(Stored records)
****************************************
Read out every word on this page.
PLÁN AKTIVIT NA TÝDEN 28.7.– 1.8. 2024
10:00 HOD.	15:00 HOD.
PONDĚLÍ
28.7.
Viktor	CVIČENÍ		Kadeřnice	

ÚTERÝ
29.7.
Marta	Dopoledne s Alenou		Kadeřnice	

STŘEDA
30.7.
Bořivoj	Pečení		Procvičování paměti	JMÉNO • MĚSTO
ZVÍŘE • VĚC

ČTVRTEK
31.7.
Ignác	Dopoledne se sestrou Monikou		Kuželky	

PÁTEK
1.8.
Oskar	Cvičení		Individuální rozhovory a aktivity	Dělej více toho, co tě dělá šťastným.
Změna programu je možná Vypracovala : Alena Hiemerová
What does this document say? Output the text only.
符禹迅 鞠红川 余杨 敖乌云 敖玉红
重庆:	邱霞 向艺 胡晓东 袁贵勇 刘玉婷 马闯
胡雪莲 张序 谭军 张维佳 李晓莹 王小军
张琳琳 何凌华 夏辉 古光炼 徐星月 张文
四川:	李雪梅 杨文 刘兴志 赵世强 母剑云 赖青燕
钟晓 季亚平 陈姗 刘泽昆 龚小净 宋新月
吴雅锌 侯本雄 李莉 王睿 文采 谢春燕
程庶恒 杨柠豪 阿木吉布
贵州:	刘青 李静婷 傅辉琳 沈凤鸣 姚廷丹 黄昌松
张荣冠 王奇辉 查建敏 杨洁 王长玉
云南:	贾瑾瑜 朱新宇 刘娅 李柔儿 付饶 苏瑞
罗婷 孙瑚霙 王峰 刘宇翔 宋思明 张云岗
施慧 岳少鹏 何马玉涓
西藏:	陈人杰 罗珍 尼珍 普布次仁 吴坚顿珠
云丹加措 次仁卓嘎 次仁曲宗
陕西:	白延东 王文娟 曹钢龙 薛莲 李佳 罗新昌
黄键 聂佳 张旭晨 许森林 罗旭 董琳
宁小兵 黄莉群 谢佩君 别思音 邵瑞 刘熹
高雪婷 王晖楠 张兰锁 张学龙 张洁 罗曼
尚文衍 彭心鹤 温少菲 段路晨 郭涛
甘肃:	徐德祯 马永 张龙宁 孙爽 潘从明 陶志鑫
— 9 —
****************************************
- **What you need to do**
Everything in the listing above should be restated exactly.

- **Written answer**
Read out every word on this page.
PLÁN AKTIVIT NA TÝDEN 28.7.– 1.8. 2024
10:00 HOD.	15:00 HOD.
PONDĚLÍ
28.7.
Viktor	CVIČENÍ		Kadeřnice	

ÚTERÝ
29.7.
Marta	Dopoledne s Alenou		Kadeřnice	

STŘEDA
30.7.
Bořivoj	Pečení		Procvičování paměti	JMÉNO • MĚSTO
ZVÍŘE • VĚC

ČTVRTEK
31.7.
Ignác	Dopoledne se sestrou Monikou		Kuželky	

PÁTEK
1.8.
Oskar	Cvičení		Individuální rozhovory a aktivity	Dělej více toho, co tě dělá šťastným.
Změna programu je možná Vypracovala : Alena Hiemerová
What does this document say? Output the text only.
符禹迅 鞠红川 余杨 敖乌云 敖玉红
重庆:	邱霞 向艺 胡晓东 袁贵勇 刘玉婷 马闯
胡雪莲 张序 谭军 张维佳 李晓莹 王小军
张琳琳 何凌华 夏辉 古光炼 徐星月 张文
四川:	李雪梅 杨文 刘兴志 赵世强 母剑云 赖青燕
钟晓 季亚平 陈姗 刘泽昆 龚小净 宋新月
吴雅锌 侯本雄 李莉 王睿 文采 谢春燕
程庶恒 杨柠豪 阿木吉布
贵州:	刘青 李静婷 傅辉琳 沈凤鸣 姚廷丹 黄昌松
张荣冠 王奇辉 查建敏 杨洁 王长玉
云南:	贾瑾瑜 朱新宇 刘娅 李柔儿 付饶 苏瑞
罗婷 孙瑚霙 王峰 刘宇翔 宋思明 张云岗
施慧 岳少鹏 何马玉涓
西藏:	陈人杰 罗珍 尼珍 普布次仁 吴坚顿珠
云丹加措 次仁卓嘎 次仁曲宗
陕西:	白延东 王文娟 曹钢龙 薛莲 李佳 罗新昌
黄键 聂佳 张旭晨 许森林 罗旭 董琳
宁小兵 黄莉群 谢佩君 别思音 邵瑞 刘熹
高雪婷 王晖楠 张兰锁 张学龙 张洁 罗曼
尚文衍 彭心鹤 温少菲 段路晨 郭涛
甘肃:	徐德祯 马永 张龙宁 孙爽 潘从明 陶志鑫
— 9 —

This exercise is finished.